Collection entries
● ● ● ● ● ● ●

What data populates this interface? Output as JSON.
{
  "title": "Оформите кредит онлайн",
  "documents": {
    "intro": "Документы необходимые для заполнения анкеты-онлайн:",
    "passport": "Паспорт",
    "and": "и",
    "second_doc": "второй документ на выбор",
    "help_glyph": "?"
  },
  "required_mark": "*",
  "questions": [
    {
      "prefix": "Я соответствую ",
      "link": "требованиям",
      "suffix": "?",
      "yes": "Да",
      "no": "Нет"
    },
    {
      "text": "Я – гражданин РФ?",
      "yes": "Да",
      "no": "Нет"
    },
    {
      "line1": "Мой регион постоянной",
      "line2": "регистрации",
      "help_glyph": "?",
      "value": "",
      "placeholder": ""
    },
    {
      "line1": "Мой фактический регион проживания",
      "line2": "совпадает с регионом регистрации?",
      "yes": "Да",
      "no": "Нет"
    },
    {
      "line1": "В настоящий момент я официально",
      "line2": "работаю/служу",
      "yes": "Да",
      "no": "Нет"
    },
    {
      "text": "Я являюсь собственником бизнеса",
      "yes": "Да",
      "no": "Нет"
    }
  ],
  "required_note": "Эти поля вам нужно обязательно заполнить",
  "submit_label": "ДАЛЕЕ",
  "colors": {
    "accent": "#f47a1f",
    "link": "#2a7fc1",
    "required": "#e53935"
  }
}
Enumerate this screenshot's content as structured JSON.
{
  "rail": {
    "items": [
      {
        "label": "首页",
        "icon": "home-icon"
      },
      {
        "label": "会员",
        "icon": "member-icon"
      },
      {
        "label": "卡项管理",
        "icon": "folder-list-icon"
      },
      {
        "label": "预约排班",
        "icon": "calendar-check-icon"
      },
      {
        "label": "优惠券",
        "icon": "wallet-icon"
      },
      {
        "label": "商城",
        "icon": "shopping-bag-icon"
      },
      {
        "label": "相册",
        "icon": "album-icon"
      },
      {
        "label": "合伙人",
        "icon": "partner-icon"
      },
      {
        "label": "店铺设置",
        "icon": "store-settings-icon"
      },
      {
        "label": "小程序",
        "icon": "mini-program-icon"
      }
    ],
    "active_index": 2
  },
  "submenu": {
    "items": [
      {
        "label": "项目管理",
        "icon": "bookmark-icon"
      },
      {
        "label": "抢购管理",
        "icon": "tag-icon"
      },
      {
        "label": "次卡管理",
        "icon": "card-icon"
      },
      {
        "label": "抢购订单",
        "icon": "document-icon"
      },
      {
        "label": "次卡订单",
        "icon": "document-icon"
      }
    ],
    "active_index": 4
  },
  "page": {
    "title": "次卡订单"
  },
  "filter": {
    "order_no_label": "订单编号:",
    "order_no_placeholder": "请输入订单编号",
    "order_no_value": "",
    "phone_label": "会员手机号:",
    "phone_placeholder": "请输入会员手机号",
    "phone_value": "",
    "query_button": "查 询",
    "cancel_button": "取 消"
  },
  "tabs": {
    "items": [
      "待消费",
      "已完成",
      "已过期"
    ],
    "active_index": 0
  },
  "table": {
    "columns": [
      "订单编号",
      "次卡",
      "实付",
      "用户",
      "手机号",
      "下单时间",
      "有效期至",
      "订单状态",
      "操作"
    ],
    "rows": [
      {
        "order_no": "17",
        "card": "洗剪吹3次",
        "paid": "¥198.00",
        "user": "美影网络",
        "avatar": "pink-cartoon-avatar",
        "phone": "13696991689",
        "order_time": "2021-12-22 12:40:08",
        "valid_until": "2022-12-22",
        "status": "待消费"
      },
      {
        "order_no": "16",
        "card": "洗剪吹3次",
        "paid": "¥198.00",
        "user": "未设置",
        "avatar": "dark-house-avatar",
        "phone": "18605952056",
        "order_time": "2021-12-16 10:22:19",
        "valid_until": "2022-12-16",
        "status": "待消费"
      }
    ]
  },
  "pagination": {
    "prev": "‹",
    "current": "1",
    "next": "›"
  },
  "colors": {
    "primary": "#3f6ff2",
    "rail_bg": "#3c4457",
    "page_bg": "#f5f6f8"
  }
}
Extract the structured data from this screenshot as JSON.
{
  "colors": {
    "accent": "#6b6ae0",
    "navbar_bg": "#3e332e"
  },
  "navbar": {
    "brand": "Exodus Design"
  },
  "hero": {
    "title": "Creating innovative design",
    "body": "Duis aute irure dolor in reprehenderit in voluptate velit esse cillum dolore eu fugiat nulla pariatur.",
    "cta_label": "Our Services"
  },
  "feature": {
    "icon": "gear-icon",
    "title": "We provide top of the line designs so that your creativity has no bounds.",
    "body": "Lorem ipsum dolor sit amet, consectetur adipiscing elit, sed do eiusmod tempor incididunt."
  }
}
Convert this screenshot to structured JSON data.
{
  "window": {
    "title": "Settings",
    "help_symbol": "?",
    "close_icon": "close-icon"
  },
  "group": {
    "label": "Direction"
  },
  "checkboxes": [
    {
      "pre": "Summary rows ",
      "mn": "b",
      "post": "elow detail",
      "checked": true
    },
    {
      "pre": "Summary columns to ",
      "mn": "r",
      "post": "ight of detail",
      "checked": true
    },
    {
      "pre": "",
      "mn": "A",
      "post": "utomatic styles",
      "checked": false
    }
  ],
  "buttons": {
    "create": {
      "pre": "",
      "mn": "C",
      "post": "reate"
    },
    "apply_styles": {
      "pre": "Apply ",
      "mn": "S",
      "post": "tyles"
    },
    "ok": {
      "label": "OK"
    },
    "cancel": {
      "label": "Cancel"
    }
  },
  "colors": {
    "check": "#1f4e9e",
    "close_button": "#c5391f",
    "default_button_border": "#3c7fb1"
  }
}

● ● ● ● ● ● ●

THE REQUEST: Every record should be given again exactly.

WRITTEN RESPONSE:
What data populates this interface? Output as JSON.
{
  "title": "Оформите кредит онлайн",
  "documents": {
    "intro": "Документы необходимые для заполнения анкеты-онлайн:",
    "passport": "Паспорт",
    "and": "и",
    "second_doc": "второй документ на выбор",
    "help_glyph": "?"
  },
  "required_mark": "*",
  "questions": [
    {
      "prefix": "Я соответствую ",
      "link": "требованиям",
      "suffix": "?",
      "yes": "Да",
      "no": "Нет"
    },
    {
      "text": "Я – гражданин РФ?",
      "yes": "Да",
      "no": "Нет"
    },
    {
      "line1": "Мой регион постоянной",
      "line2": "регистрации",
      "help_glyph": "?",
      "value": "",
      "placeholder": ""
    },
    {
      "line1": "Мой фактический регион проживания",
      "line2": "совпадает с регионом регистрации?",
      "yes": "Да",
      "no": "Нет"
    },
    {
      "line1": "В настоящий момент я официально",
      "line2": "работаю/служу",
      "yes": "Да",
      "no": "Нет"
    },
    {
      "text": "Я являюсь собственником бизнеса",
      "yes": "Да",
      "no": "Нет"
    }
  ],
  "required_note": "Эти поля вам нужно обязательно заполнить",
  "submit_label": "ДАЛЕЕ",
  "colors": {
    "accent": "#f47a1f",
    "link": "#2a7fc1",
    "required": "#e53935"
  }
}
Enumerate this screenshot's content as structured JSON.
{
  "rail": {
    "items": [
      {
        "label": "首页",
        "icon": "home-icon"
      },
      {
        "label": "会员",
        "icon": "member-icon"
      },
      {
        "label": "卡项管理",
        "icon": "folder-list-icon"
      },
      {
        "label": "预约排班",
        "icon": "calendar-check-icon"
      },
      {
        "label": "优惠券",
        "icon": "wallet-icon"
      },
      {
        "label": "商城",
        "icon": "shopping-bag-icon"
      },
      {
        "label": "相册",
        "icon": "album-icon"
      },
      {
        "label": "合伙人",
        "icon": "partner-icon"
      },
      {
        "label": "店铺设置",
        "icon": "store-settings-icon"
      },
      {
        "label": "小程序",
        "icon": "mini-program-icon"
      }
    ],
    "active_index": 2
  },
  "submenu": {
    "items": [
      {
        "label": "项目管理",
        "icon": "bookmark-icon"
      },
      {
        "label": "抢购管理",
        "icon": "tag-icon"
      },
      {
        "label": "次卡管理",
        "icon": "card-icon"
      },
      {
        "label": "抢购订单",
        "icon": "document-icon"
      },
      {
        "label": "次卡订单",
        "icon": "document-icon"
      }
    ],
    "active_index": 4
  },
  "page": {
    "title": "次卡订单"
  },
  "filter": {
    "order_no_label": "订单编号:",
    "order_no_placeholder": "请输入订单编号",
    "order_no_value": "",
    "phone_label": "会员手机号:",
    "phone_placeholder": "请输入会员手机号",
    "phone_value": "",
    "query_button": "查 询",
    "cancel_button": "取 消"
  },
  "tabs": {
    "items": [
      "待消费",
      "已完成",
      "已过期"
    ],
    "active_index": 0
  },
  "table": {
    "columns": [
      "订单编号",
      "次卡",
      "实付",
      "用户",
      "手机号",
      "下单时间",
      "有效期至",
      "订单状态",
      "操作"
    ],
    "rows": [
      {
        "order_no": "17",
        "card": "洗剪吹3次",
        "paid": "¥198.00",
        "user": "美影网络",
        "avatar": "pink-cartoon-avatar",
        "phone": "13696991689",
        "order_time": "2021-12-22 12:40:08",
        "valid_until": "2022-12-22",
        "status": "待消费"
      },
      {
        "order_no": "16",
        "card": "洗剪吹3次",
        "paid": "¥198.00",
        "user": "未设置",
        "avatar": "dark-house-avatar",
        "phone": "18605952056",
        "order_time": "2021-12-16 10:22:19",
        "valid_until": "2022-12-16",
        "status": "待消费"
      }
    ]
  },
  "pagination": {
    "prev": "‹",
    "current": "1",
    "next": "›"
  },
  "colors": {
    "primary": "#3f6ff2",
    "rail_bg": "#3c4457",
    "page_bg": "#f5f6f8"
  }
}
Extract the structured data from this screenshot as JSON.
{
  "colors": {
    "accent": "#6b6ae0",
    "navbar_bg": "#3e332e"
  },
  "navbar": {
    "brand": "Exodus Design"
  },
  "hero": {
    "title": "Creating innovative design",
    "body": "Duis aute irure dolor in reprehenderit in voluptate velit esse cillum dolore eu fugiat nulla pariatur.",
    "cta_label": "Our Services"
  },
  "feature": {
    "icon": "gear-icon",
    "title": "We provide top of the line designs so that your creativity has no bounds.",
    "body": "Lorem ipsum dolor sit amet, consectetur adipiscing elit, sed do eiusmod tempor incididunt."
  }
}
Convert this screenshot to structured JSON data.
{
  "window": {
    "title": "Settings",
    "help_symbol": "?",
    "close_icon": "close-icon"
  },
  "group": {
    "label": "Direction"
  },
  "checkboxes": [
    {
      "pre": "Summary rows ",
      "mn": "b",
      "post": "elow detail",
      "checked": true
    },
    {
      "pre": "Summary columns to ",
      "mn": "r",
      "post": "ight of detail",
      "checked": true
    },
    {
      "pre": "",
      "mn": "A",
      "post": "utomatic styles",
      "checked": false
    }
  ],
  "buttons": {
    "create": {
      "pre": "",
      "mn": "C",
      "post": "reate"
    },
    "apply_styles": {
      "pre": "Apply ",
      "mn": "S",
      "post": "tyles"
    },
    "ok": {
      "label": "OK"
    },
    "cancel": {
      "label": "Cancel"
    }
  },
  "colors": {
    "check": "#1f4e9e",
    "close_button": "#c5391f",
    "default_button_border": "#3c7fb1"
  }
}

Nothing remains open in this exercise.